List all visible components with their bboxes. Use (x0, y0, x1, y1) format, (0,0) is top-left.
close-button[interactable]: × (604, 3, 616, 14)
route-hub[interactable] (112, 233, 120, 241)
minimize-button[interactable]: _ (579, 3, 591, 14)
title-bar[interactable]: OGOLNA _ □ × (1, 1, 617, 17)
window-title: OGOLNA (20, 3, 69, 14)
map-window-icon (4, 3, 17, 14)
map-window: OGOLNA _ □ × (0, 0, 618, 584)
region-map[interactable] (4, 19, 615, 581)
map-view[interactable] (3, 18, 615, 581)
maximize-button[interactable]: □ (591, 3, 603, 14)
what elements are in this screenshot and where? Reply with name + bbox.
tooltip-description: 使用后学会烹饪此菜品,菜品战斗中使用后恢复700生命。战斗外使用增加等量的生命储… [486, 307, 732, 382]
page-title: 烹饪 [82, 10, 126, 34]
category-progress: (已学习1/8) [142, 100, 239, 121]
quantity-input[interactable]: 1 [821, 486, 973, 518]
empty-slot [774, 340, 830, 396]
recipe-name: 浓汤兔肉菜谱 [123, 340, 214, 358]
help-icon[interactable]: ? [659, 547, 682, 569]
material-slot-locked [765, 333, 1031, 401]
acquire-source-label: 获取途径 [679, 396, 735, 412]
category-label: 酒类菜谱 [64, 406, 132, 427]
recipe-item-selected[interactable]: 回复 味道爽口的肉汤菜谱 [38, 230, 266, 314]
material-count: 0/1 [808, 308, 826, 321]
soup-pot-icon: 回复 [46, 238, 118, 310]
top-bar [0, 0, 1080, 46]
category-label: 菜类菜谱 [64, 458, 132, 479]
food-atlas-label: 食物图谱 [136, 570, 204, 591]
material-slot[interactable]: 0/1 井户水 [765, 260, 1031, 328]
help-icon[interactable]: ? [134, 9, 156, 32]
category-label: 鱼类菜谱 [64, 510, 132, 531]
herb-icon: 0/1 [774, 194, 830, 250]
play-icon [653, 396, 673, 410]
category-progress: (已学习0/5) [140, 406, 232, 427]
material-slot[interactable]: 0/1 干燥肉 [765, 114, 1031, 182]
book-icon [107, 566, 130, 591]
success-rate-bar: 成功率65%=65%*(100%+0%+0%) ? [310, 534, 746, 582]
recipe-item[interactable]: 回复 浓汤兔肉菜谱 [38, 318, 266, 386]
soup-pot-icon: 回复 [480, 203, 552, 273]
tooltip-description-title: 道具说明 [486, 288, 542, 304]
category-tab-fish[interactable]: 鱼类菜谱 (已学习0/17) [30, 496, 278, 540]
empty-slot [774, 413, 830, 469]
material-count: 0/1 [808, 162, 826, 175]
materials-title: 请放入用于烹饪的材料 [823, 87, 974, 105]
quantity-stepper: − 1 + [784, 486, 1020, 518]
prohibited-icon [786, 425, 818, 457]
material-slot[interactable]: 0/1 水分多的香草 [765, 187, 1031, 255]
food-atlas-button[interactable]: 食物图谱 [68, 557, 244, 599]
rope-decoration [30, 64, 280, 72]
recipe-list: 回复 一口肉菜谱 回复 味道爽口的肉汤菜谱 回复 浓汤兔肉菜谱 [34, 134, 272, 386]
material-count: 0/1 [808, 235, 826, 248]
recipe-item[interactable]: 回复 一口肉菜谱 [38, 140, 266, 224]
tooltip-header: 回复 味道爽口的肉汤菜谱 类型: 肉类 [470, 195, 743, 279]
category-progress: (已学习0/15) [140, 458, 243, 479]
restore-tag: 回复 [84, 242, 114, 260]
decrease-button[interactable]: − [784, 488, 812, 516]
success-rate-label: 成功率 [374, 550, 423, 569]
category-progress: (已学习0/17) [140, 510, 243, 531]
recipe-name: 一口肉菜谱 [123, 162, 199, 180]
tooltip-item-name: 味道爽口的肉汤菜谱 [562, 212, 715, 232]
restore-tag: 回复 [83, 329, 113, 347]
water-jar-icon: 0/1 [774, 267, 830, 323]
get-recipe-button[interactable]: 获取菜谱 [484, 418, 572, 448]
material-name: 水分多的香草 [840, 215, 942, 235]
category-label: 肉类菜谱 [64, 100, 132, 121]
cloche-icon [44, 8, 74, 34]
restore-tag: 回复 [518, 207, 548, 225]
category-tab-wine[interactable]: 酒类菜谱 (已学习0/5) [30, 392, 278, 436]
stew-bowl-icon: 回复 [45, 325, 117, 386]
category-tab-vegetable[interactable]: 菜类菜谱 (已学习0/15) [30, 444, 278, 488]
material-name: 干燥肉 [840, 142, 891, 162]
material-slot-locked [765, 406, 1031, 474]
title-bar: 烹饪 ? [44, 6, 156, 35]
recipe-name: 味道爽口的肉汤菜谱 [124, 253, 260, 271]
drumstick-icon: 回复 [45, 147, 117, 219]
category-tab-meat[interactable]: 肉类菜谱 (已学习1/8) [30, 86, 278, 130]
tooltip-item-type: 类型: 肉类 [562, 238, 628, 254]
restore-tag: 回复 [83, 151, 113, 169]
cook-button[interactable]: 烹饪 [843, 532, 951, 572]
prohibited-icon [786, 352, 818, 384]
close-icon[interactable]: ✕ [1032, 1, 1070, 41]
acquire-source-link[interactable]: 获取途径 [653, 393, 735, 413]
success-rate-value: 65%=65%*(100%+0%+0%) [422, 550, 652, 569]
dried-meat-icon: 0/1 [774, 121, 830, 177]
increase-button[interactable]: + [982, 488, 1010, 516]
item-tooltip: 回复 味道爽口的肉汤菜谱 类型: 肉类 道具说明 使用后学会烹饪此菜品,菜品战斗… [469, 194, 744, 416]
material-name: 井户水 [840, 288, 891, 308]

━━━━━━

Please copy every row above word for word, keeping the characters, spacing, and order unchanged.

**Final result:**
List all visible components with their bboxes. Use (x0, y0, x1, y1) format, (0,0) is top-left.
close-button[interactable]: × (604, 3, 616, 14)
route-hub[interactable] (112, 233, 120, 241)
minimize-button[interactable]: _ (579, 3, 591, 14)
title-bar[interactable]: OGOLNA _ □ × (1, 1, 617, 17)
window-title: OGOLNA (20, 3, 69, 14)
map-window-icon (4, 3, 17, 14)
map-window: OGOLNA _ □ × (0, 0, 618, 584)
region-map[interactable] (4, 19, 615, 581)
map-view[interactable] (3, 18, 615, 581)
maximize-button[interactable]: □ (591, 3, 603, 14)
what elements are in this screenshot and where? Reply with name + bbox.
tooltip-description: 使用后学会烹饪此菜品,菜品战斗中使用后恢复700生命。战斗外使用增加等量的生命储… [486, 307, 732, 382]
page-title: 烹饪 [82, 10, 126, 34]
category-progress: (已学习1/8) [142, 100, 239, 121]
quantity-input[interactable]: 1 [821, 486, 973, 518]
empty-slot [774, 340, 830, 396]
recipe-name: 浓汤兔肉菜谱 [123, 340, 214, 358]
help-icon[interactable]: ? [659, 547, 682, 569]
material-slot-locked [765, 333, 1031, 401]
acquire-source-label: 获取途径 [679, 396, 735, 412]
category-label: 酒类菜谱 [64, 406, 132, 427]
recipe-item-selected[interactable]: 回复 味道爽口的肉汤菜谱 [38, 230, 266, 314]
material-count: 0/1 [808, 308, 826, 321]
soup-pot-icon: 回复 [46, 238, 118, 310]
top-bar [0, 0, 1080, 46]
category-label: 菜类菜谱 [64, 458, 132, 479]
food-atlas-label: 食物图谱 [136, 570, 204, 591]
material-slot[interactable]: 0/1 井户水 [765, 260, 1031, 328]
help-icon[interactable]: ? [134, 9, 156, 32]
category-label: 鱼类菜谱 [64, 510, 132, 531]
herb-icon: 0/1 [774, 194, 830, 250]
play-icon [653, 396, 673, 410]
category-progress: (已学习0/5) [140, 406, 232, 427]
material-slot[interactable]: 0/1 干燥肉 [765, 114, 1031, 182]
book-icon [107, 566, 130, 591]
success-rate-bar: 成功率65%=65%*(100%+0%+0%) ? [310, 534, 746, 582]
recipe-item[interactable]: 回复 浓汤兔肉菜谱 [38, 318, 266, 386]
soup-pot-icon: 回复 [480, 203, 552, 273]
tooltip-description-title: 道具说明 [486, 288, 542, 304]
category-tab-fish[interactable]: 鱼类菜谱 (已学习0/17) [30, 496, 278, 540]
empty-slot [774, 413, 830, 469]
material-count: 0/1 [808, 162, 826, 175]
materials-title: 请放入用于烹饪的材料 [823, 87, 974, 105]
quantity-stepper: − 1 + [784, 486, 1020, 518]
prohibited-icon [786, 425, 818, 457]
material-slot[interactable]: 0/1 水分多的香草 [765, 187, 1031, 255]
food-atlas-button[interactable]: 食物图谱 [68, 557, 244, 599]
rope-decoration [30, 64, 280, 72]
recipe-list: 回复 一口肉菜谱 回复 味道爽口的肉汤菜谱 回复 浓汤兔肉菜谱 [34, 134, 272, 386]
material-count: 0/1 [808, 235, 826, 248]
recipe-item[interactable]: 回复 一口肉菜谱 [38, 140, 266, 224]
tooltip-header: 回复 味道爽口的肉汤菜谱 类型: 肉类 [470, 195, 743, 279]
category-progress: (已学习0/15) [140, 458, 243, 479]
restore-tag: 回复 [84, 242, 114, 260]
decrease-button[interactable]: − [784, 488, 812, 516]
success-rate-label: 成功率 [374, 550, 423, 569]
category-progress: (已学习0/17) [140, 510, 243, 531]
recipe-name: 一口肉菜谱 [123, 162, 199, 180]
tooltip-item-name: 味道爽口的肉汤菜谱 [562, 212, 715, 232]
restore-tag: 回复 [83, 329, 113, 347]
water-jar-icon: 0/1 [774, 267, 830, 323]
get-recipe-button[interactable]: 获取菜谱 [484, 418, 572, 448]
material-name: 水分多的香草 [840, 215, 942, 235]
category-label: 肉类菜谱 [64, 100, 132, 121]
cloche-icon [44, 8, 74, 34]
restore-tag: 回复 [518, 207, 548, 225]
category-tab-wine[interactable]: 酒类菜谱 (已学习0/5) [30, 392, 278, 436]
stew-bowl-icon: 回复 [45, 325, 117, 386]
category-tab-vegetable[interactable]: 菜类菜谱 (已学习0/15) [30, 444, 278, 488]
material-name: 干燥肉 [840, 142, 891, 162]
material-slot-locked [765, 406, 1031, 474]
title-bar: 烹饪 ? [44, 6, 156, 35]
recipe-name: 味道爽口的肉汤菜谱 [124, 253, 260, 271]
drumstick-icon: 回复 [45, 147, 117, 219]
category-tab-meat[interactable]: 肉类菜谱 (已学习1/8) [30, 86, 278, 130]
tooltip-item-type: 类型: 肉类 [562, 238, 628, 254]
restore-tag: 回复 [83, 151, 113, 169]
cook-button[interactable]: 烹饪 [843, 532, 951, 572]
prohibited-icon [786, 352, 818, 384]
close-icon[interactable]: ✕ [1032, 1, 1070, 41]
acquire-source-link[interactable]: 获取途径 [653, 393, 735, 413]
success-rate-value: 65%=65%*(100%+0%+0%) [422, 550, 652, 569]
dried-meat-icon: 0/1 [774, 121, 830, 177]
increase-button[interactable]: + [982, 488, 1010, 516]
item-tooltip: 回复 味道爽口的肉汤菜谱 类型: 肉类 道具说明 使用后学会烹饪此菜品,菜品战斗… [469, 194, 744, 416]
material-name: 井户水 [840, 288, 891, 308]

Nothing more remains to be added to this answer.